- **제공된 자료**
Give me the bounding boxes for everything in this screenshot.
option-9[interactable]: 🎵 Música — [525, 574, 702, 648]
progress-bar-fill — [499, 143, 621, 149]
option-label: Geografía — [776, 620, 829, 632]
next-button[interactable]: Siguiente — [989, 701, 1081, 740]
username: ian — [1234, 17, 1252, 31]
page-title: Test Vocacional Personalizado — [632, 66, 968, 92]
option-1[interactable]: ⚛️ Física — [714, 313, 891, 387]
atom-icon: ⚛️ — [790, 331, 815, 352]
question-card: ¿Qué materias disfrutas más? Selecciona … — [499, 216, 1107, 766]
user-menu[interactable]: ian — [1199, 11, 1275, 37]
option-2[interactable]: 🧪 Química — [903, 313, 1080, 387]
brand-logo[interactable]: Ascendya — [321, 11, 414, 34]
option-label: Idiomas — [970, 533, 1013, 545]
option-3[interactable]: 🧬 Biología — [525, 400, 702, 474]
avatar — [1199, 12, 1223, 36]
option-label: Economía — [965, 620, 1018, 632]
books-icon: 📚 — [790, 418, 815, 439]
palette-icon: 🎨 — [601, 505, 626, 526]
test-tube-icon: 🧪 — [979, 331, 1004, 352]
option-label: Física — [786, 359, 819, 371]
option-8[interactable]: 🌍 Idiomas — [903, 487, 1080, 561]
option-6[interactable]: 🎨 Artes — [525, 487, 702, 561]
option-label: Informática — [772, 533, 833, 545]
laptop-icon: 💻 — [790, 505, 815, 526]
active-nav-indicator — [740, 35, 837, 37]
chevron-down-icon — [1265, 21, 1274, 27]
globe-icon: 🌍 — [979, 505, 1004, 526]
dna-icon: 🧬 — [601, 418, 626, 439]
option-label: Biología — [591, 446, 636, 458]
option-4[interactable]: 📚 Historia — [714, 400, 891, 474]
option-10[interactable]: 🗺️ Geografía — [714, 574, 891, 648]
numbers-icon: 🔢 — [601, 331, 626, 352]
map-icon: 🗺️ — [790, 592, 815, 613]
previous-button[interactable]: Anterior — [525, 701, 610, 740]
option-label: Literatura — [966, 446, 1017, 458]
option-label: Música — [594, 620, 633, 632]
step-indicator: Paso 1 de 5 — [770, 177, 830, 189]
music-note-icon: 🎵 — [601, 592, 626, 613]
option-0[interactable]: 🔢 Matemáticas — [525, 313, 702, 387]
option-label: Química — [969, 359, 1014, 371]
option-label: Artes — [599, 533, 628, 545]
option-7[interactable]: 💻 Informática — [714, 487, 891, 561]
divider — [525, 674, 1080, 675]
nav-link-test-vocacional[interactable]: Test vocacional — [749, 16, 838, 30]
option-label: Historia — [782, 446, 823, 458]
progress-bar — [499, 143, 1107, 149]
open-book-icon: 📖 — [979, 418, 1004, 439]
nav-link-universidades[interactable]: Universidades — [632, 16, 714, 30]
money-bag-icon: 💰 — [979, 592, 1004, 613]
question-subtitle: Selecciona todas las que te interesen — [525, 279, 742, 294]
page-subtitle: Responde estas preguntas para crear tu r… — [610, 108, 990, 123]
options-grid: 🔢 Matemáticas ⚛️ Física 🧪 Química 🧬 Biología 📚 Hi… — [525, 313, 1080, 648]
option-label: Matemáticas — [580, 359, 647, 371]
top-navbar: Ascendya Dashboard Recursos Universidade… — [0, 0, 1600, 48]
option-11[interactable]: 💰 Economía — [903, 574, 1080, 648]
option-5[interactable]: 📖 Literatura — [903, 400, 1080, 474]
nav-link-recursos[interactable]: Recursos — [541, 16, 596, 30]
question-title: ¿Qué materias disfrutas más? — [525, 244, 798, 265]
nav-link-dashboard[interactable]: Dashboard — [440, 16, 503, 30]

- **요청 사항**
자료의 맨 처음 줄부터 "dna-icon: 🧬 — [601, 418, 626, 439]" 문구가 들어 있는 줄까지, 양 끝 줄을 포함해 글자 하나 바꾸지 말고 그대로 옮겨 써 주세요.

- **풀이 결과**
Give me the bounding boxes for everything in this screenshot.
option-9[interactable]: 🎵 Música — [525, 574, 702, 648]
progress-bar-fill — [499, 143, 621, 149]
option-label: Geografía — [776, 620, 829, 632]
next-button[interactable]: Siguiente — [989, 701, 1081, 740]
username: ian — [1234, 17, 1252, 31]
page-title: Test Vocacional Personalizado — [632, 66, 968, 92]
option-1[interactable]: ⚛️ Física — [714, 313, 891, 387]
atom-icon: ⚛️ — [790, 331, 815, 352]
question-card: ¿Qué materias disfrutas más? Selecciona … — [499, 216, 1107, 766]
user-menu[interactable]: ian — [1199, 11, 1275, 37]
option-2[interactable]: 🧪 Química — [903, 313, 1080, 387]
brand-logo[interactable]: Ascendya — [321, 11, 414, 34]
option-label: Idiomas — [970, 533, 1013, 545]
option-3[interactable]: 🧬 Biología — [525, 400, 702, 474]
avatar — [1199, 12, 1223, 36]
option-label: Economía — [965, 620, 1018, 632]
books-icon: 📚 — [790, 418, 815, 439]
palette-icon: 🎨 — [601, 505, 626, 526]
test-tube-icon: 🧪 — [979, 331, 1004, 352]
option-label: Física — [786, 359, 819, 371]
option-8[interactable]: 🌍 Idiomas — [903, 487, 1080, 561]
option-6[interactable]: 🎨 Artes — [525, 487, 702, 561]
option-label: Informática — [772, 533, 833, 545]
laptop-icon: 💻 — [790, 505, 815, 526]
active-nav-indicator — [740, 35, 837, 37]
chevron-down-icon — [1265, 21, 1274, 27]
globe-icon: 🌍 — [979, 505, 1004, 526]
dna-icon: 🧬 — [601, 418, 626, 439]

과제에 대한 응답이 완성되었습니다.